● EXERCISE
What lines of the data hold the string "целей"? Pull each one out.

--- START OF DATASET RECORDS ---

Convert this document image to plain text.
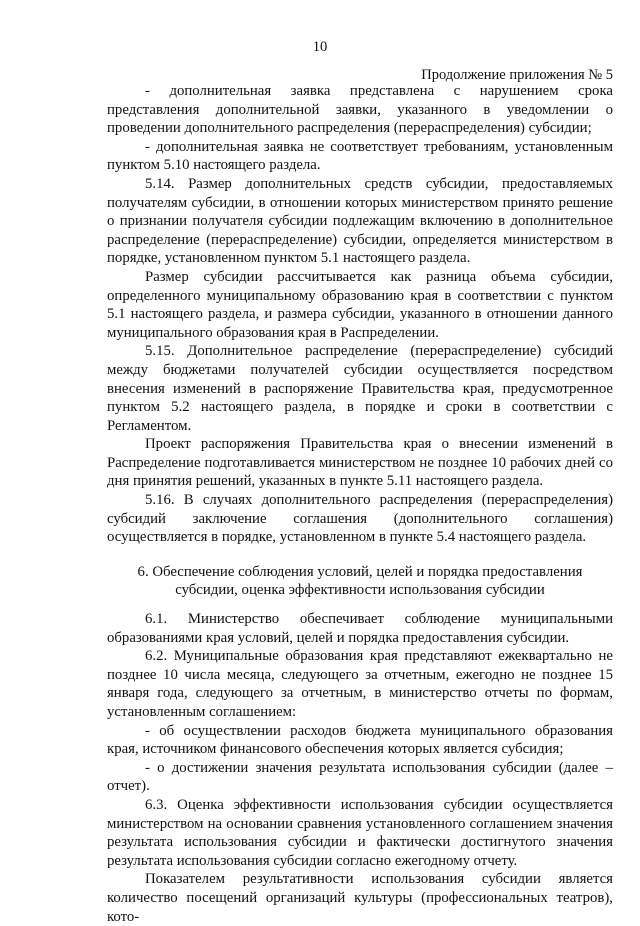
10
Продолжение приложения № 5

- дополнительная заявка представлена с нарушением срока представления дополнительной заявки, указанного в уведомлении о проведении дополнительного распределения (перераспределения) субсидии;

- дополнительная заявка не соответствует требованиям, установленным пунктом 5.10 настоящего раздела.

5.14. Размер дополнительных средств субсидии, предоставляемых получателям субсидии, в отношении которых министерством принято решение о признании получателя субсидии подлежащим включению в дополнительное распределение (перераспределение) субсидии, определяется министерством в порядке, установленном пунктом 5.1 настоящего раздела.

Размер субсидии рассчитывается как разница объема субсидии, определенного муниципальному образованию края в соответствии с пунктом 5.1 настоящего раздела, и размера субсидии, указанного в отношении данного муниципального образования края в Распределении.

5.15. Дополнительное распределение (перераспределение) субсидий между бюджетами получателей субсидии осуществляется посредством внесения изменений в распоряжение Правительства края, предусмотренное пунктом 5.2 настоящего раздела, в порядке и сроки в соответствии с Регламентом.

Проект распоряжения Правительства края о внесении изменений в Распределение подготавливается министерством не позднее 10 рабочих дней со дня принятия решений, указанных в пункте 5.11 настоящего раздела.

5.16. В случаях дополнительного распределения (перераспределения) субсидий заключение соглашения (дополнительного соглашения) осуществляется в порядке, установленном в пункте 5.4 настоящего раздела.

6. Обеспечение соблюдения условий, целей и порядка предоставления субсидии, оценка эффективности использования субсидии

6.1. Министерство обеспечивает соблюдение муниципальными образованиями края условий, целей и порядка предоставления субсидии.

6.2. Муниципальные образования края представляют ежеквартально не позднее 10 числа месяца, следующего за отчетным, ежегодно не позднее 15 января года, следующего за отчетным, в министерство отчеты по формам, установленным соглашением:

- об осуществлении расходов бюджета муниципального образования края, источником финансового обеспечения которых является субсидия;

- о достижении значения результата использования субсидии (далее – отчет).

6.3. Оценка эффективности использования субсидии осуществляется министерством на основании сравнения установленного соглашением значения результата использования субсидии и фактически достигнутого значения результата использования субсидии согласно ежегодному отчету.

Показателем результативности использования субсидии является количество посещений организаций культуры (профессиональных театров), кото-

--- END OF DATASET RECORDS ---

● EXERCISE SOLUTION
6. Обеспечение соблюдения условий, целей и порядка предоставления субсидии, оценка эффективности использования субсидии
6.1. Министерство обеспечивает соблюдение муниципальными образованиями края условий, целей и порядка предоставления субсидии.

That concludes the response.